(Records)
(begin)

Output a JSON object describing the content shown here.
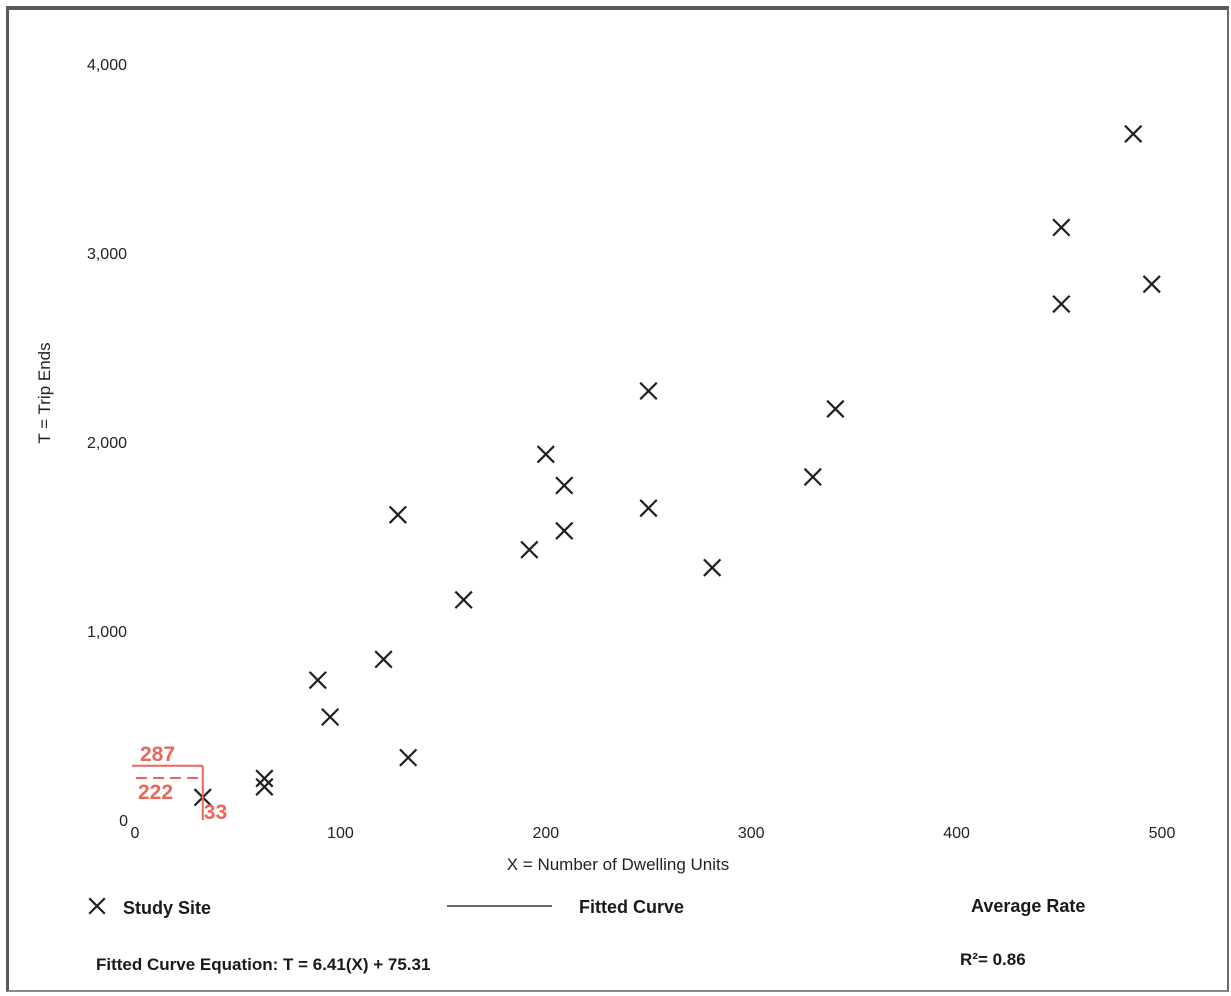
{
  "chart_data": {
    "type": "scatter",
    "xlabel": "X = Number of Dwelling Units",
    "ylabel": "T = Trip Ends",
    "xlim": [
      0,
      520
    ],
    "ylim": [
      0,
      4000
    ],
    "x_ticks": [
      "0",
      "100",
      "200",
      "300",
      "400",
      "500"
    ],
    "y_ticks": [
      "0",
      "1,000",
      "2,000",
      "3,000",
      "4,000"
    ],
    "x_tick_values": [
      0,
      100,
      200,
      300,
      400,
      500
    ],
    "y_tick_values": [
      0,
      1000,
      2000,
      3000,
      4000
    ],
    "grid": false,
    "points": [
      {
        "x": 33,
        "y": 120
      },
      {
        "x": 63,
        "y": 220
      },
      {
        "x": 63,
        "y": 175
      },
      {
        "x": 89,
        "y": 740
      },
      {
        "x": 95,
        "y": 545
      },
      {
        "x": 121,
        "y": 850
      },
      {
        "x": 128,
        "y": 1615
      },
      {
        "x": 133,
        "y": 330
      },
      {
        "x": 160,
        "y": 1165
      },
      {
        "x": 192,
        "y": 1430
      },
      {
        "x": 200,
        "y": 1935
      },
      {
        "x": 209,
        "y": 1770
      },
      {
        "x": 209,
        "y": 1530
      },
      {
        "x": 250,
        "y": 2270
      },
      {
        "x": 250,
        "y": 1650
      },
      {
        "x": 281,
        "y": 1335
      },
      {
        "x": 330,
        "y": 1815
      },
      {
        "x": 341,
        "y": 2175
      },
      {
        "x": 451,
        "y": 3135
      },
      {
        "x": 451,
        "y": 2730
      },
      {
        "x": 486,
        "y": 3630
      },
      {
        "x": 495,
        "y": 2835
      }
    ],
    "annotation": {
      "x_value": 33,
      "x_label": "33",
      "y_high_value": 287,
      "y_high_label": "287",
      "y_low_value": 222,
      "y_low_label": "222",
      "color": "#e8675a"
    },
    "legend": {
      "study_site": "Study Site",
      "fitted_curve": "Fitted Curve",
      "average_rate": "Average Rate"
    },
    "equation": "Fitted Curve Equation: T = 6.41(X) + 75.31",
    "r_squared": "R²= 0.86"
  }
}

(end)

### Set problem
Each line above that includes "Curve" should be shown.

### Expected answer
      "fitted_curve": "Fitted Curve",
    "equation": "Fitted Curve Equation: T = 6.41(X) + 75.31",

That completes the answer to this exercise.